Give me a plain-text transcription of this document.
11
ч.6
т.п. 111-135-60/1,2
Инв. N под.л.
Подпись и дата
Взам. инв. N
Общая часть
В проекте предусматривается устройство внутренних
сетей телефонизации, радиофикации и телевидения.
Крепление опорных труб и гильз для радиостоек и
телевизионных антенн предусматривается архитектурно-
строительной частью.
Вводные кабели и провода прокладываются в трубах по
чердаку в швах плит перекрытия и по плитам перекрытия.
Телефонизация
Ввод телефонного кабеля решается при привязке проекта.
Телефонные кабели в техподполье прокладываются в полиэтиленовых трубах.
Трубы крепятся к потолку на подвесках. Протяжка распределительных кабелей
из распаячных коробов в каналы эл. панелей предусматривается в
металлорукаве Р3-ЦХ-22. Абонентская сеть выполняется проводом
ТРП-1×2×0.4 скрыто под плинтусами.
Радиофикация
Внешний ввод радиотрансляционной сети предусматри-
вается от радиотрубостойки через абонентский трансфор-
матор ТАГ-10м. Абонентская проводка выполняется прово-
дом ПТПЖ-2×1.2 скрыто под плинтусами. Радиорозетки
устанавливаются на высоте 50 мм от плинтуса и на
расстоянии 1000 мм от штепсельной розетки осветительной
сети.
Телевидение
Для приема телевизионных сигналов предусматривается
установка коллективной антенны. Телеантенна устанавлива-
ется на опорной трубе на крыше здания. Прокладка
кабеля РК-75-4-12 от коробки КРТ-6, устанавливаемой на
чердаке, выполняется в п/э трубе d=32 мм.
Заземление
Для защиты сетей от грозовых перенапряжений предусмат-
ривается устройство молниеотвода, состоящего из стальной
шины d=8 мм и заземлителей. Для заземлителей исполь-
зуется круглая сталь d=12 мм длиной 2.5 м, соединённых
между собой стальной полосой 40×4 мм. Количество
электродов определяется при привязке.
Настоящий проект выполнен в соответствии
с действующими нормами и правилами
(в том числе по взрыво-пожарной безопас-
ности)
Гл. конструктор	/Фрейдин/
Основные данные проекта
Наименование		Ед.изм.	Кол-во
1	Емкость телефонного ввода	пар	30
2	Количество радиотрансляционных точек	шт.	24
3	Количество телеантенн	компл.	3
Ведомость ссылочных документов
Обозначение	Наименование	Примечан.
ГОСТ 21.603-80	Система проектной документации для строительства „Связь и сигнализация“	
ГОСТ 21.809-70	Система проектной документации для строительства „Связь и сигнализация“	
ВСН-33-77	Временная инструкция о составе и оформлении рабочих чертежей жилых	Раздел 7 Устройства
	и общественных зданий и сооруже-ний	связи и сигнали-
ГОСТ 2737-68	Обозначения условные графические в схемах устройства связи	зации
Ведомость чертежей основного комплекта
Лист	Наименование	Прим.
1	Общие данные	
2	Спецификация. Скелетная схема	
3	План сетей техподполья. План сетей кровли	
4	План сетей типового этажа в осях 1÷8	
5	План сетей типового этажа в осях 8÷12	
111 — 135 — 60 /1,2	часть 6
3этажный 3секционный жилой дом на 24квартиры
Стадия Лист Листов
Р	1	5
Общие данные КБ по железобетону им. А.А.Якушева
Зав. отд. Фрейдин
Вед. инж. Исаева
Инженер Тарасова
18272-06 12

▶ _Aim_
Print all the data exactly.

▶ _Final answer_
Give me a plain-text transcription of this document.
11
ч.6
т.п. 111-135-60/1,2
Инв. N под.л.
Подпись и дата
Взам. инв. N
Общая часть
В проекте предусматривается устройство внутренних
сетей телефонизации, радиофикации и телевидения.
Крепление опорных труб и гильз для радиостоек и
телевизионных антенн предусматривается архитектурно-
строительной частью.
Вводные кабели и провода прокладываются в трубах по
чердаку в швах плит перекрытия и по плитам перекрытия.
Телефонизация
Ввод телефонного кабеля решается при привязке проекта.
Телефонные кабели в техподполье прокладываются в полиэтиленовых трубах.
Трубы крепятся к потолку на подвесках. Протяжка распределительных кабелей
из распаячных коробов в каналы эл. панелей предусматривается в
металлорукаве Р3-ЦХ-22. Абонентская сеть выполняется проводом
ТРП-1×2×0.4 скрыто под плинтусами.
Радиофикация
Внешний ввод радиотрансляционной сети предусматри-
вается от радиотрубостойки через абонентский трансфор-
матор ТАГ-10м. Абонентская проводка выполняется прово-
дом ПТПЖ-2×1.2 скрыто под плинтусами. Радиорозетки
устанавливаются на высоте 50 мм от плинтуса и на
расстоянии 1000 мм от штепсельной розетки осветительной
сети.
Телевидение
Для приема телевизионных сигналов предусматривается
установка коллективной антенны. Телеантенна устанавлива-
ется на опорной трубе на крыше здания. Прокладка
кабеля РК-75-4-12 от коробки КРТ-6, устанавливаемой на
чердаке, выполняется в п/э трубе d=32 мм.
Заземление
Для защиты сетей от грозовых перенапряжений предусмат-
ривается устройство молниеотвода, состоящего из стальной
шины d=8 мм и заземлителей. Для заземлителей исполь-
зуется круглая сталь d=12 мм длиной 2.5 м, соединённых
между собой стальной полосой 40×4 мм. Количество
электродов определяется при привязке.
Настоящий проект выполнен в соответствии
с действующими нормами и правилами
(в том числе по взрыво-пожарной безопас-
ности)
Гл. конструктор	/Фрейдин/
Основные данные проекта
Наименование		Ед.изм.	Кол-во
1	Емкость телефонного ввода	пар	30
2	Количество радиотрансляционных точек	шт.	24
3	Количество телеантенн	компл.	3
Ведомость ссылочных документов
Обозначение	Наименование	Примечан.
ГОСТ 21.603-80	Система проектной документации для строительства „Связь и сигнализация“	
ГОСТ 21.809-70	Система проектной документации для строительства „Связь и сигнализация“	
ВСН-33-77	Временная инструкция о составе и оформлении рабочих чертежей жилых	Раздел 7 Устройства
	и общественных зданий и сооруже-ний	связи и сигнали-
ГОСТ 2737-68	Обозначения условные графические в схемах устройства связи	зации
Ведомость чертежей основного комплекта
Лист	Наименование	Прим.
1	Общие данные	
2	Спецификация. Скелетная схема	
3	План сетей техподполья. План сетей кровли	
4	План сетей типового этажа в осях 1÷8	
5	План сетей типового этажа в осях 8÷12	
111 — 135 — 60 /1,2	часть 6
3этажный 3секционный жилой дом на 24квартиры
Стадия Лист Листов
Р	1	5
Общие данные КБ по железобетону им. А.А.Якушева
Зав. отд. Фрейдин
Вед. инж. Исаева
Инженер Тарасова
18272-06 12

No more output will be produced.